*SET PROBLEM*:
Return the listing word for word, from its first line through the line containing "Where is each", and leave out the pictures.

*DATA EXTRACT*:
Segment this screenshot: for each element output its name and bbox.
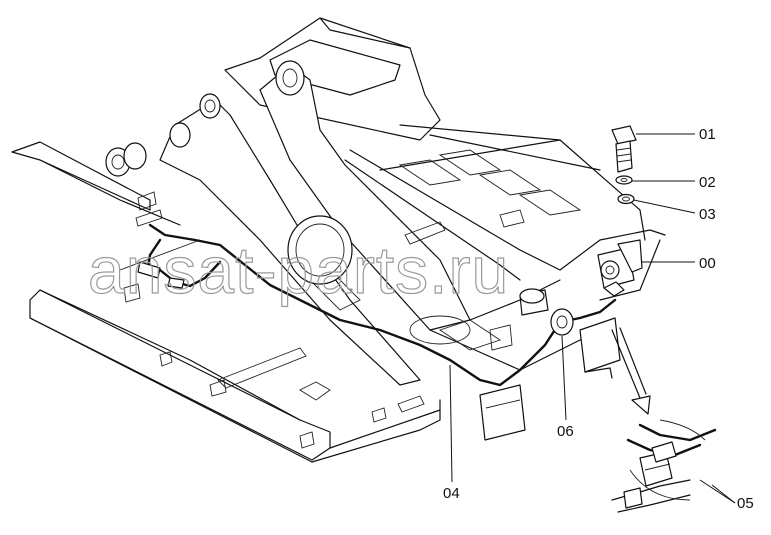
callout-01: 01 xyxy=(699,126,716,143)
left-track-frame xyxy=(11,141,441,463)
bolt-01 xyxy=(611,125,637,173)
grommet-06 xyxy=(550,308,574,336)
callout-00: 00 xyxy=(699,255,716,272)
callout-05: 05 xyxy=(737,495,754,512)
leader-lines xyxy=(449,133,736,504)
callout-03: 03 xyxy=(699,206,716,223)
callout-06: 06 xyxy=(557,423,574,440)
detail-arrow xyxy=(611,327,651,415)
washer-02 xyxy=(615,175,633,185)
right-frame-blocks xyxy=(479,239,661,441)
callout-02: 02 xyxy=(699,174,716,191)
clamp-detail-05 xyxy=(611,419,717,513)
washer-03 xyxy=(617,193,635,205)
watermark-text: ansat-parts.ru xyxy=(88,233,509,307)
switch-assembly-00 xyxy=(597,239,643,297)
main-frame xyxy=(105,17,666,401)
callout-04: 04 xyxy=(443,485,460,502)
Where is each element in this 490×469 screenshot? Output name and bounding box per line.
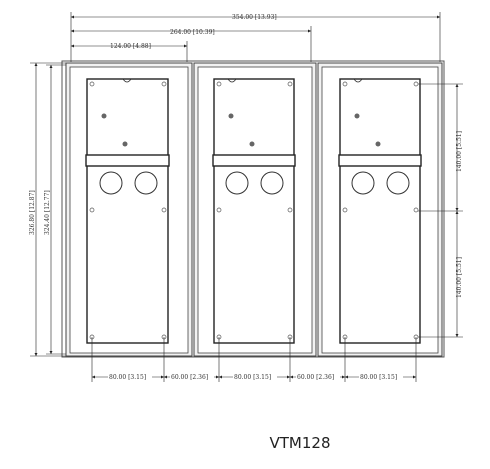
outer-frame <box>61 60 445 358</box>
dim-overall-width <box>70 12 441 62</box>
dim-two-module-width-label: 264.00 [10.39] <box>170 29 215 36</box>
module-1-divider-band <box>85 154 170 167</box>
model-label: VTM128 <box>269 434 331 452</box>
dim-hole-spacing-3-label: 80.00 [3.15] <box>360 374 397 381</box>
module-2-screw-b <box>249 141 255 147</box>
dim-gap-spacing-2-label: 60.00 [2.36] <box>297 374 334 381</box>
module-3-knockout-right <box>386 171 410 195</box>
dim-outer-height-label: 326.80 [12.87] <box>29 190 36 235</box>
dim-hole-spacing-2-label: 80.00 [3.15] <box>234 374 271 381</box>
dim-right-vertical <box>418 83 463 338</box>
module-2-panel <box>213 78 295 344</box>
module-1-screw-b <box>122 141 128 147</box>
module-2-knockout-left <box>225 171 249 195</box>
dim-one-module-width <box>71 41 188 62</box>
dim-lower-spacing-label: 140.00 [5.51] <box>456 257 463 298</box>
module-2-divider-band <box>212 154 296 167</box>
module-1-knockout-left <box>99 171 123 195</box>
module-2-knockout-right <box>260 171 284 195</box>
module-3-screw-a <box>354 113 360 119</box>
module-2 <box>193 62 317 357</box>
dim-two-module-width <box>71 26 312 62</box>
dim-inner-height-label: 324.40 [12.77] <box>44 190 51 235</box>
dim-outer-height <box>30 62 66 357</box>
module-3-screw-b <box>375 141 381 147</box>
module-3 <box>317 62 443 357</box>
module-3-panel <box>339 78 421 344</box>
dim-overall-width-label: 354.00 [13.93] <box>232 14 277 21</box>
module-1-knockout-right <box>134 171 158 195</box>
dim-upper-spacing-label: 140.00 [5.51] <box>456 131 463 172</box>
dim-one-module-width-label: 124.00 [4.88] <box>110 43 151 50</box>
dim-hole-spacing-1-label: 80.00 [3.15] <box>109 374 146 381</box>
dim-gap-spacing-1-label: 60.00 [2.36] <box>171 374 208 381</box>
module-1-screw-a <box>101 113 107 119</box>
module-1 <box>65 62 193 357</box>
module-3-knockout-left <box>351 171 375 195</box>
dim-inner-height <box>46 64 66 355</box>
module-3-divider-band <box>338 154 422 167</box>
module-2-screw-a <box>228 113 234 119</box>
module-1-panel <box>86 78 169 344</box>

*WORKED ANSWER*:
Segment this screenshot: for each element output its name and bbox.
callout-01: 01 xyxy=(699,126,716,143)
left-track-frame xyxy=(11,141,441,463)
bolt-01 xyxy=(611,125,637,173)
grommet-06 xyxy=(550,308,574,336)
callout-00: 00 xyxy=(699,255,716,272)
callout-05: 05 xyxy=(737,495,754,512)
leader-lines xyxy=(449,133,736,504)
callout-03: 03 xyxy=(699,206,716,223)
callout-06: 06 xyxy=(557,423,574,440)
detail-arrow xyxy=(611,327,651,415)
washer-02 xyxy=(615,175,633,185)
right-frame-blocks xyxy=(479,239,661,441)
callout-02: 02 xyxy=(699,174,716,191)
clamp-detail-05 xyxy=(611,419,717,513)
washer-03 xyxy=(617,193,635,205)
watermark-text: ansat-parts.ru xyxy=(88,233,509,307)
switch-assembly-00 xyxy=(597,239,643,297)
main-frame xyxy=(105,17,666,401)
callout-04: 04 xyxy=(443,485,460,502)
Where is each element in this 490×469 screenshot? Output name and bounding box per line.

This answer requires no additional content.